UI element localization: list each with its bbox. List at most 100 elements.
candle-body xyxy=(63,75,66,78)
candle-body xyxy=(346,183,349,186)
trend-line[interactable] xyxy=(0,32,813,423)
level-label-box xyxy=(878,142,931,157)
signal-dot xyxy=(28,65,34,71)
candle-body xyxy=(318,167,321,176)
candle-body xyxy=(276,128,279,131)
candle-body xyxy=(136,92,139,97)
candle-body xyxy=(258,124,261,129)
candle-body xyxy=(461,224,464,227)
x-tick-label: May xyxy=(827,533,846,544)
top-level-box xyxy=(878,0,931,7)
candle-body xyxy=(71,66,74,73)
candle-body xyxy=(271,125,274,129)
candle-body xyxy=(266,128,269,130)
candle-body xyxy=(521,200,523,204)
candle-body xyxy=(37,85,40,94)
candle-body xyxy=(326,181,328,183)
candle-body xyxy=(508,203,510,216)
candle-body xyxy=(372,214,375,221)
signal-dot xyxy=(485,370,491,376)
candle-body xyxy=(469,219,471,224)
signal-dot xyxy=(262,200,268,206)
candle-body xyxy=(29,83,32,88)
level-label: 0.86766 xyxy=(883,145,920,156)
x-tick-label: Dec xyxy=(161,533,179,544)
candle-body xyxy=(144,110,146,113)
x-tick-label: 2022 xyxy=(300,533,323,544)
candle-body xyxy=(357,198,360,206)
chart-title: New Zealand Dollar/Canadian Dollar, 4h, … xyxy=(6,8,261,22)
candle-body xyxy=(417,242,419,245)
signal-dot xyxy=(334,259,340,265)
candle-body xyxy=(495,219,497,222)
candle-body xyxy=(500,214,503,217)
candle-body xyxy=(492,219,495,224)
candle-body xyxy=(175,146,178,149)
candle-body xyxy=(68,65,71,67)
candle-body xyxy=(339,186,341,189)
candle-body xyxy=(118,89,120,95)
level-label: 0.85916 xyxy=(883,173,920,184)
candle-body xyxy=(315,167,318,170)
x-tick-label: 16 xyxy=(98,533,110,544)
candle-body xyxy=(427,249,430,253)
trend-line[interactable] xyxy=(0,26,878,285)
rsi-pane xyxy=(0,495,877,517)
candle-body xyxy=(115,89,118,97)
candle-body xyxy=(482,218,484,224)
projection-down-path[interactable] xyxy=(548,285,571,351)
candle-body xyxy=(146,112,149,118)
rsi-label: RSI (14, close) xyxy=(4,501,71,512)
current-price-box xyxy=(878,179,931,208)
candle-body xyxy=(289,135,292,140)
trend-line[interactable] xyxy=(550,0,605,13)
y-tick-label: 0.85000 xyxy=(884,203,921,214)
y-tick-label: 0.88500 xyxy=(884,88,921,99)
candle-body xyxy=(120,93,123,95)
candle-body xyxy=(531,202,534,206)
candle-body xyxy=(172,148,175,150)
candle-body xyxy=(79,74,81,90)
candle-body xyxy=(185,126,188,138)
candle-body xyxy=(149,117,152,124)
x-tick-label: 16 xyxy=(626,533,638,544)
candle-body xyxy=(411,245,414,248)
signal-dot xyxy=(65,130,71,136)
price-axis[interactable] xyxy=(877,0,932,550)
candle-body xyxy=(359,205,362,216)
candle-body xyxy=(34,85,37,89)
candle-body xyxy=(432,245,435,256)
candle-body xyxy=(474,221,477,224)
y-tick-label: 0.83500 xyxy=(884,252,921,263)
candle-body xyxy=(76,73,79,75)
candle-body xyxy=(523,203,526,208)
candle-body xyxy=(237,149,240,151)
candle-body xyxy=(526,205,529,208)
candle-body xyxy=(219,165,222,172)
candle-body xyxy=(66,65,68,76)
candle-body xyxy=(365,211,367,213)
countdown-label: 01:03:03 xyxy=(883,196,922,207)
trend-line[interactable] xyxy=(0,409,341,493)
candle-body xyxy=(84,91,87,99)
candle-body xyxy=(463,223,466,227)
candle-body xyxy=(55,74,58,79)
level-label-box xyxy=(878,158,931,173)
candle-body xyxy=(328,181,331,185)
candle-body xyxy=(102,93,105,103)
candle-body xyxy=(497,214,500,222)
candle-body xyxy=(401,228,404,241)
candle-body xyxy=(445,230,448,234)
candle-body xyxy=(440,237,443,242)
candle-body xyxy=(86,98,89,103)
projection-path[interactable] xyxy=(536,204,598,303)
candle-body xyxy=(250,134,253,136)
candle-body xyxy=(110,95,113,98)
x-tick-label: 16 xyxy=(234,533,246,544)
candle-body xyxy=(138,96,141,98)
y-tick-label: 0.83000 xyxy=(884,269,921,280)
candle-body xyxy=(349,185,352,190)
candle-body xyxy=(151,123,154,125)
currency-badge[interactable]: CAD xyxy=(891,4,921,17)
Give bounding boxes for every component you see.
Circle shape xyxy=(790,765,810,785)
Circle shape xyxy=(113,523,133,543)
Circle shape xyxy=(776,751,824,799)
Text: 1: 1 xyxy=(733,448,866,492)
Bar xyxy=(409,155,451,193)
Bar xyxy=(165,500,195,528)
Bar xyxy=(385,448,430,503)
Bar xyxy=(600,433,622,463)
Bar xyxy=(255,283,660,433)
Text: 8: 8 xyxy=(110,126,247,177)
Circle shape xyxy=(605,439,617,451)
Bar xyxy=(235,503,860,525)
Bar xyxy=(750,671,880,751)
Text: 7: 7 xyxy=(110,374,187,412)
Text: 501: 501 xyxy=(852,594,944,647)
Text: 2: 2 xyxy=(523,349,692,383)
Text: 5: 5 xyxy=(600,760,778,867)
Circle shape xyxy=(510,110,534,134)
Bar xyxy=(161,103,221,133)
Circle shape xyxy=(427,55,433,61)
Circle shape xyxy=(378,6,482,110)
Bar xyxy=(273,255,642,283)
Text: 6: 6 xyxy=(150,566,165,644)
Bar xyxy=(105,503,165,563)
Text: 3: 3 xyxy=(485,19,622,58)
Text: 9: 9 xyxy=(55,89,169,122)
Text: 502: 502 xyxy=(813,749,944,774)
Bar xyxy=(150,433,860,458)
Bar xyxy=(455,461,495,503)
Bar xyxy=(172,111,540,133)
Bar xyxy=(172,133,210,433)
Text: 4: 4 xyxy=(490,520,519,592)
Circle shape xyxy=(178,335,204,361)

▶ [Exercise directions]: Can you rewrite all the material above, replacing every "candle-body" with "candle-box" and leaving everything else unchanged?

▶ [Result for this exercise]:
UI element localization: list each with its bbox. List at most 100 elements.
candle-box xyxy=(63,75,66,78)
candle-box xyxy=(346,183,349,186)
trend-line[interactable] xyxy=(0,32,813,423)
level-label-box xyxy=(878,142,931,157)
signal-dot xyxy=(28,65,34,71)
candle-box xyxy=(318,167,321,176)
candle-box xyxy=(276,128,279,131)
candle-box xyxy=(136,92,139,97)
candle-box xyxy=(258,124,261,129)
candle-box xyxy=(461,224,464,227)
x-tick-label: May xyxy=(827,533,846,544)
top-level-box xyxy=(878,0,931,7)
candle-box xyxy=(71,66,74,73)
candle-box xyxy=(271,125,274,129)
candle-box xyxy=(266,128,269,130)
candle-box xyxy=(521,200,523,204)
candle-box xyxy=(37,85,40,94)
candle-box xyxy=(326,181,328,183)
candle-box xyxy=(508,203,510,216)
candle-box xyxy=(372,214,375,221)
signal-dot xyxy=(485,370,491,376)
candle-box xyxy=(469,219,471,224)
signal-dot xyxy=(262,200,268,206)
candle-box xyxy=(29,83,32,88)
level-label: 0.86766 xyxy=(883,145,920,156)
x-tick-label: Dec xyxy=(161,533,179,544)
candle-box xyxy=(144,110,146,113)
x-tick-label: 2022 xyxy=(300,533,323,544)
candle-box xyxy=(357,198,360,206)
chart-title: New Zealand Dollar/Canadian Dollar, 4h, … xyxy=(6,8,261,22)
candle-box xyxy=(417,242,419,245)
signal-dot xyxy=(334,259,340,265)
candle-box xyxy=(495,219,497,222)
candle-box xyxy=(500,214,503,217)
candle-box xyxy=(492,219,495,224)
candle-box xyxy=(175,146,178,149)
candle-box xyxy=(68,65,71,67)
candle-box xyxy=(339,186,341,189)
candle-box xyxy=(118,89,120,95)
level-label: 0.85916 xyxy=(883,173,920,184)
candle-box xyxy=(315,167,318,170)
x-tick-label: 16 xyxy=(98,533,110,544)
candle-box xyxy=(427,249,430,253)
trend-line[interactable] xyxy=(0,26,878,285)
rsi-pane xyxy=(0,495,877,517)
candle-box xyxy=(115,89,118,97)
candle-box xyxy=(482,218,484,224)
projection-down-path[interactable] xyxy=(548,285,571,351)
candle-box xyxy=(146,112,149,118)
rsi-label: RSI (14, close) xyxy=(4,501,71,512)
current-price-box xyxy=(878,179,931,208)
candle-box xyxy=(289,135,292,140)
trend-line[interactable] xyxy=(550,0,605,13)
y-tick-label: 0.85000 xyxy=(884,203,921,214)
y-tick-label: 0.88500 xyxy=(884,88,921,99)
candle-box xyxy=(120,93,123,95)
candle-box xyxy=(531,202,534,206)
candle-box xyxy=(172,148,175,150)
candle-box xyxy=(79,74,81,90)
candle-box xyxy=(185,126,188,138)
candle-box xyxy=(149,117,152,124)
x-tick-label: 16 xyxy=(626,533,638,544)
candle-box xyxy=(411,245,414,248)
signal-dot xyxy=(65,130,71,136)
price-axis[interactable] xyxy=(877,0,932,550)
candle-box xyxy=(359,205,362,216)
candle-box xyxy=(34,85,37,89)
candle-box xyxy=(432,245,435,256)
candle-box xyxy=(474,221,477,224)
y-tick-label: 0.83500 xyxy=(884,252,921,263)
candle-box xyxy=(76,73,79,75)
candle-box xyxy=(523,203,526,208)
candle-box xyxy=(237,149,240,151)
candle-box xyxy=(526,205,529,208)
candle-box xyxy=(219,165,222,172)
candle-box xyxy=(66,65,68,76)
candle-box xyxy=(365,211,367,213)
countdown-label: 01:03:03 xyxy=(883,196,922,207)
trend-line[interactable] xyxy=(0,409,341,493)
candle-box xyxy=(84,91,87,99)
candle-box xyxy=(463,223,466,227)
candle-box xyxy=(55,74,58,79)
level-label-box xyxy=(878,158,931,173)
candle-box xyxy=(328,181,331,185)
candle-box xyxy=(102,93,105,103)
candle-box xyxy=(497,214,500,222)
candle-box xyxy=(401,228,404,241)
candle-box xyxy=(445,230,448,234)
candle-box xyxy=(440,237,443,242)
candle-box xyxy=(86,98,89,103)
projection-path[interactable] xyxy=(536,204,598,303)
candle-box xyxy=(250,134,253,136)
candle-box xyxy=(110,95,113,98)
x-tick-label: 16 xyxy=(234,533,246,544)
candle-box xyxy=(138,96,141,98)
y-tick-label: 0.83000 xyxy=(884,269,921,280)
candle-box xyxy=(349,185,352,190)
candle-box xyxy=(151,123,154,125)
currency-badge[interactable]: CAD xyxy=(891,4,921,17)
Give bounding boxes for every component you see.
Circle shape xyxy=(790,765,810,785)
Circle shape xyxy=(113,523,133,543)
Circle shape xyxy=(776,751,824,799)
Text: 1: 1 xyxy=(733,448,866,492)
Bar xyxy=(409,155,451,193)
Bar xyxy=(165,500,195,528)
Bar xyxy=(385,448,430,503)
Bar xyxy=(600,433,622,463)
Bar xyxy=(255,283,660,433)
Text: 8: 8 xyxy=(110,126,247,177)
Circle shape xyxy=(605,439,617,451)
Bar xyxy=(235,503,860,525)
Bar xyxy=(750,671,880,751)
Text: 7: 7 xyxy=(110,374,187,412)
Text: 501: 501 xyxy=(852,594,944,647)
Text: 2: 2 xyxy=(523,349,692,383)
Text: 5: 5 xyxy=(600,760,778,867)
Circle shape xyxy=(510,110,534,134)
Bar xyxy=(161,103,221,133)
Circle shape xyxy=(427,55,433,61)
Circle shape xyxy=(378,6,482,110)
Bar xyxy=(273,255,642,283)
Text: 6: 6 xyxy=(150,566,165,644)
Bar xyxy=(105,503,165,563)
Text: 3: 3 xyxy=(485,19,622,58)
Text: 9: 9 xyxy=(55,89,169,122)
Text: 502: 502 xyxy=(813,749,944,774)
Bar xyxy=(150,433,860,458)
Bar xyxy=(455,461,495,503)
Bar xyxy=(172,111,540,133)
Bar xyxy=(172,133,210,433)
Text: 4: 4 xyxy=(490,520,519,592)
Circle shape xyxy=(178,335,204,361)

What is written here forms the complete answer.